Capitò che per un paio di giorni ci trovassimo a fare le parole crociate durante la pausa tra due turni di lavoro e per un paio di volte alcune definizioni riguardavano dei santi, tipo “Il santo che morì nel tal modo” oppure “Il santo che visse in quel posto”… insomma definizioni specifiche, e per entrambe le volte io sapevo esattamente il nome del santo in questione. Senza esitazioni davo la risposta corretta. Devo ammettere che la cosa stupì entrambe, soprattutto perché lei non le sapeva, come poteva ricordarsi la vita di tutti i santi? Ma come potevo farlo io? Mi chiese se avessi fatto catechismo, ovviamente no, mi chiese se avessi libri che parlavano di santi, ancora ovviamente no. Allora come era possibile che ricordassi cose del genere? Ne parlammo per un po’, poi lei sembrò avere una illuminazione e tirò fuori l’unica spiegazione per lei plausibile: dio. La sua risposta a quel mistero era che dio stava parlando tramite me. Quindi dio stesso, in tutta la sua onniscienza mi aveva infuso la conoscenza, per permettermi di vedere la sua grandezza e convertirmi. Secondo lei dio aveva mostrato il suo attaccamento a me e voleva che io mi salvassi e quella era la prova definitiva che dio esisteva e mi amava. Giuro che l’ho lasciata finire di parlare prima di scoppiare a ridere. E giuro che per un attimo ho pensato davvero che stesse scherzando, mentre d’altro canto lei era serissima. Mi sono quindi ricomposta (neanche tanto a essere sinceri) e ho detto “Già che c’era avrebbe potuto infondermi la capacità di salvare la vita alle persone invece di riempirmi la testa di gente morta, non ti pare?”. Si offese, ma non riuscivo a smettere di ridere. Cercai di riprendermi e le dissi che doveva esserci un’altra spiegazione senz'altro. Lei disse solo che stavo sprecando un miracolo e che dio voleva la mia conversione perché ero una persona buona e generosa. Le feci notare che se ero davvero così buona e generosa, lo ero nonostante non credessi in dio. Ovviamente questo discorso non valeva secondo lei. Il suo ragionamento si fece ancora più contorto per spiegare il mio ateismo e la mia indiscussa (a suo parere) bontà: dio mi aveva scelta e quindi, nonostante mi fosse stato “imposto” di essere atea da parte della mia famiglia, egli voleva che io fossi la rappresentazione del suo amore e della bontà che alberga nel genere umano. Ma io domando e dico, non poteva farlo con lei? No, lei non ne era degna, questo fu ciò che disse, che lei non ne era degna.

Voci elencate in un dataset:

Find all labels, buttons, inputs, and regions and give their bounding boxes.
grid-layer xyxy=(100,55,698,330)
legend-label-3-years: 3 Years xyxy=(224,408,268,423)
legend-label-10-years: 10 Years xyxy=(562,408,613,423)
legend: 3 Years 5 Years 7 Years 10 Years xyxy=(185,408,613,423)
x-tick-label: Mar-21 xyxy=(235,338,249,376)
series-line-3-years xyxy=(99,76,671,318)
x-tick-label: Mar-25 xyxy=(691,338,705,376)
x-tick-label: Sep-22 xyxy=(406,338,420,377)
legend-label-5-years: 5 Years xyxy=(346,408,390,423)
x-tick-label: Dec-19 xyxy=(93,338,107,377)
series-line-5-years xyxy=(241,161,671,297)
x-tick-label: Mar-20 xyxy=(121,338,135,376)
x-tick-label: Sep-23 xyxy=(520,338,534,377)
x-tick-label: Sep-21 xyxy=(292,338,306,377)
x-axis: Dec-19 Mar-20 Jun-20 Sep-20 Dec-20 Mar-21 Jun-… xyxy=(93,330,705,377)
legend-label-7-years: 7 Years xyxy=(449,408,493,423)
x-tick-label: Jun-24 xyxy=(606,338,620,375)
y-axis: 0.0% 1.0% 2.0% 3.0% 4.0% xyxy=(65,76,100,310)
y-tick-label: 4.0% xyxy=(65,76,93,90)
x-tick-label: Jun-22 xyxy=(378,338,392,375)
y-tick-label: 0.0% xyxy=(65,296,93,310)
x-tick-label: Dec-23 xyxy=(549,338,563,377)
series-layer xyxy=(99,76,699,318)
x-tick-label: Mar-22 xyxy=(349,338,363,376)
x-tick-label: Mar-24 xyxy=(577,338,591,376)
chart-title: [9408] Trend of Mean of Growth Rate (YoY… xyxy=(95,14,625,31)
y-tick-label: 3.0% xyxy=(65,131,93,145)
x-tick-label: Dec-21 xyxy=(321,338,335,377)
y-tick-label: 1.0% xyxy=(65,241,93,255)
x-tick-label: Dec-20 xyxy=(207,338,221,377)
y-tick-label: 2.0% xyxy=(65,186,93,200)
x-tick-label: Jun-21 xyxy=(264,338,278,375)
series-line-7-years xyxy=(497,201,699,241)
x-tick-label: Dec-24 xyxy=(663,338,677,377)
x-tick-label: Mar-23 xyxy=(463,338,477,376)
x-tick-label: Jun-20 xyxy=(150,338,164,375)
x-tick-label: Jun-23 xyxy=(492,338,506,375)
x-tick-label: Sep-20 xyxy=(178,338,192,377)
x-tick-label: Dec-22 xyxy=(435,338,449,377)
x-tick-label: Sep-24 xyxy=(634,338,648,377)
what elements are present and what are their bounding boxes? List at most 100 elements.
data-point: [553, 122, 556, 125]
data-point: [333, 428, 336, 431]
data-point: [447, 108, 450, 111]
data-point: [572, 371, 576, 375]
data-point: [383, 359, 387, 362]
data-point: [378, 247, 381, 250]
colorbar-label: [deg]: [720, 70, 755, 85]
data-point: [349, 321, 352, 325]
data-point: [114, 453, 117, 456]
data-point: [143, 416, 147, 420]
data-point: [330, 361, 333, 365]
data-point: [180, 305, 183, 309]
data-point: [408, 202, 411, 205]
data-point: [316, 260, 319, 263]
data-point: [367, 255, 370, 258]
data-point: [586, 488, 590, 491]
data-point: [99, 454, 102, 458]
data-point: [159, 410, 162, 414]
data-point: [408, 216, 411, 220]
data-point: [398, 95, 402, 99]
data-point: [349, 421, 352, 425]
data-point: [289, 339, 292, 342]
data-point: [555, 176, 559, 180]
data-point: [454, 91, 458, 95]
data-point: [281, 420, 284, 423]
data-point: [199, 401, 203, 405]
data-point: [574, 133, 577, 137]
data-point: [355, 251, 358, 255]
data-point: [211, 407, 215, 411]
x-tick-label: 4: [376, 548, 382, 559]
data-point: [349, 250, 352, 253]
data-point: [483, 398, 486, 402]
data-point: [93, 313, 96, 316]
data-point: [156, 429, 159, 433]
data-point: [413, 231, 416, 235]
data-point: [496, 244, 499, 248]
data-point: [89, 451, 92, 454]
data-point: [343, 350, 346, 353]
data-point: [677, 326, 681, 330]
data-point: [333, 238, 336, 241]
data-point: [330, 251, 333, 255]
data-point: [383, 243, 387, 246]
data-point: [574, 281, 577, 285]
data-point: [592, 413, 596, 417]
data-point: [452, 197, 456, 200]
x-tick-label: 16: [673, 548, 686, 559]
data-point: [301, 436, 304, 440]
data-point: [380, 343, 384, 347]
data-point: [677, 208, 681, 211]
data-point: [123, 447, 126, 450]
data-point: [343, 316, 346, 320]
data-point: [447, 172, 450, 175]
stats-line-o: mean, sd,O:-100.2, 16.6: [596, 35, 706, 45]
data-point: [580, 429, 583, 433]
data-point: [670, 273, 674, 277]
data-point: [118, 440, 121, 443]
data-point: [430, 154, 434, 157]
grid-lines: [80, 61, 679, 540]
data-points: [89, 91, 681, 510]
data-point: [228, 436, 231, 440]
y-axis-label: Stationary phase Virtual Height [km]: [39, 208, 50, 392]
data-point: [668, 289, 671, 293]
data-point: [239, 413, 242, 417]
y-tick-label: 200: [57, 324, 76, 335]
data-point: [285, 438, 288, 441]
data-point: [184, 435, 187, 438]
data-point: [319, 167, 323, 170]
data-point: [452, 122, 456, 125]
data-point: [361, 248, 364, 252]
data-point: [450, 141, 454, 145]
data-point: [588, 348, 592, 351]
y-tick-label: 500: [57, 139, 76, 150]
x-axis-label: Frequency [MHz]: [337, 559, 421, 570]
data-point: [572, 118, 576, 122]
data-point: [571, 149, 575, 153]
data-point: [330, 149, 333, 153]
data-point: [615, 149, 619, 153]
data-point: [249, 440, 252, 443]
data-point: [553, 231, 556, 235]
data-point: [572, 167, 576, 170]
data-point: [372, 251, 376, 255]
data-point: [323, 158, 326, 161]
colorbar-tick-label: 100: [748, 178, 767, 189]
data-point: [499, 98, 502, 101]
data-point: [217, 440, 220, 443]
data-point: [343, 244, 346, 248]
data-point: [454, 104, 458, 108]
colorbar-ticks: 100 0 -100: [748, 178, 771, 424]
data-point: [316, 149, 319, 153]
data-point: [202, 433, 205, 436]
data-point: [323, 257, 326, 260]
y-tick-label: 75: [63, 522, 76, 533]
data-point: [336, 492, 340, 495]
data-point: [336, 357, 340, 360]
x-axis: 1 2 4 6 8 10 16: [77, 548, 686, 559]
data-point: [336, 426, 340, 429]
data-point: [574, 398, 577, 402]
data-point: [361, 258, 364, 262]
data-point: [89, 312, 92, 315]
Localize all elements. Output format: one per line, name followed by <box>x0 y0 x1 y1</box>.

---

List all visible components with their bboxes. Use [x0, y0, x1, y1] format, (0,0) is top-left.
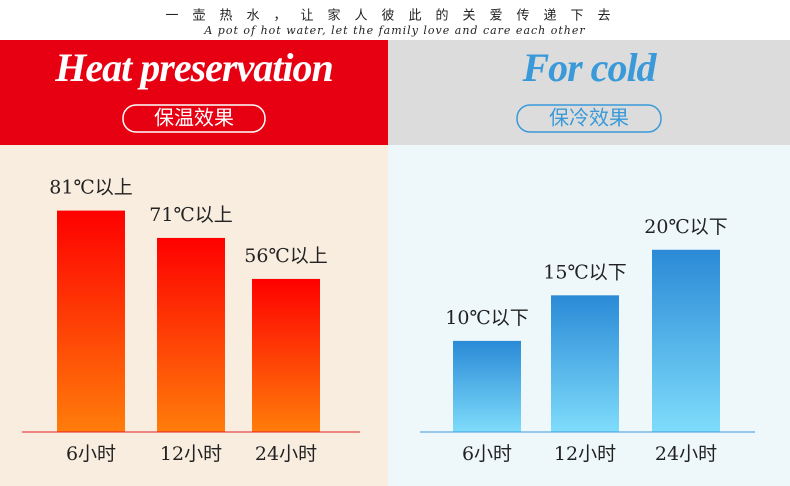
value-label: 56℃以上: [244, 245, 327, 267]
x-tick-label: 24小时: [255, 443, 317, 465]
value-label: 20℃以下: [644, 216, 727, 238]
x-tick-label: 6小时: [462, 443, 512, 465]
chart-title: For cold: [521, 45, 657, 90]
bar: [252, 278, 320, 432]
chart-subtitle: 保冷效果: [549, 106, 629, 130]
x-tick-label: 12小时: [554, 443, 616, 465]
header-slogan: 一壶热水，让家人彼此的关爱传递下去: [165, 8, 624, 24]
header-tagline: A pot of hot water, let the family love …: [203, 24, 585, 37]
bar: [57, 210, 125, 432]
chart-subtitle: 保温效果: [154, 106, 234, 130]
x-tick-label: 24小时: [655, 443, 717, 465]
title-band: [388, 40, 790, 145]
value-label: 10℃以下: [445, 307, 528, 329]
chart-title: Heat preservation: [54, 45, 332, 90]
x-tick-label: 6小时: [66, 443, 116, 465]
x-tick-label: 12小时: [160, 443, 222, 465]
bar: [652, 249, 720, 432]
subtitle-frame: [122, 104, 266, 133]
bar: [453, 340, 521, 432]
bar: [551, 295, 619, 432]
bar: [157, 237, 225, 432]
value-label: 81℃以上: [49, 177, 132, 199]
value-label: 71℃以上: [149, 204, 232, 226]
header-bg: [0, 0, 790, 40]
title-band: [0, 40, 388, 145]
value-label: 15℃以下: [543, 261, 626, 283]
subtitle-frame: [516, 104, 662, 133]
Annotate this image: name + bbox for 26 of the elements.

▶ Consegna A
Trasforma in un elenco puntato più breve il paragrafo del racconto sulle parole crociate che inizia con «Capitò che per un paio di giorni», mantenendo i fatti principali.
▶ Consegna B
Rispondi a queste domande sul racconto delle parole crociate:
(i) In quale momento le due facevano le parole crociate?
(ii) Secondo lei, chi stava parlando attraverso la narratrice?
(iii) Perché, secondo lei, dio non aveva scelto lei stessa?
▶ Consegna C
Continua il racconto delle parole crociate a partire dall'ultima frase.
Le voci non hanno nulla a che fare con il racconto.

▶ Risultato A
- Per un paio di giorni, nella pausa tra due turni di lavoro, le due facevano le parole crociate.
- Un paio di definizioni riguardavano dei santi, e la narratrice sapeva subito il nome giusto.
- Lei non conosceva le risposte e si stupì, perché la narratrice non aveva fatto catechismo né aveva libri sui santi.
- Lei concluse che era dio a parlare attraverso la narratrice per convertirla: la prova che dio esisteva e la amava.
- La narratrice scoppiò a ridere. Poi disse che dio avrebbe fatto meglio a darle la capacità di salvare vite invece di riempirle la testa di gente morta. Lei si offese.
- Lei sostenne che la narratrice stava sprecando un miracolo e che dio la voleva convertire perché era buona e generosa.
- La narratrice rispose che era buona pur non credendo in dio, ma per lei questo non contava.
- Secondo lei, dio aveva scelto la narratrice come segno del suo amore, anche se la famiglia l'aveva cresciuta atea.
- Alla domanda perché dio non avesse scelto lei, rispose che non ne era degna.

▶ Risultato B
(i) Durante la pausa tra due turni di lavoro.
(ii) Dio.
(iii) Perché lei non ne era degna.

▶ Risultato C
Senso di colpa, ecco cosa albergava nel suo cuore, tanto senso di colpa per non essere all'altezza delle aspettative altrui, delle aspettative del suo dio. Mentre io, a suo parere, ero forte e giusta abbastanza per rappresentare il suo dio e la sua forza, io, un atea. Se non è un paradosso questo.
Ovviamente c’era un’altra spiegazione a quella conoscenza della vita dei santi.
Per chi ha pensato a una mia "conversione"... E per chi non aveva capito ed era semplicemente curioso e anche nella speranza che chi venga a conoscenza di questa cosa capisca i punti bui di una cultura basata sul senso di colpa religioso. Buongiorno.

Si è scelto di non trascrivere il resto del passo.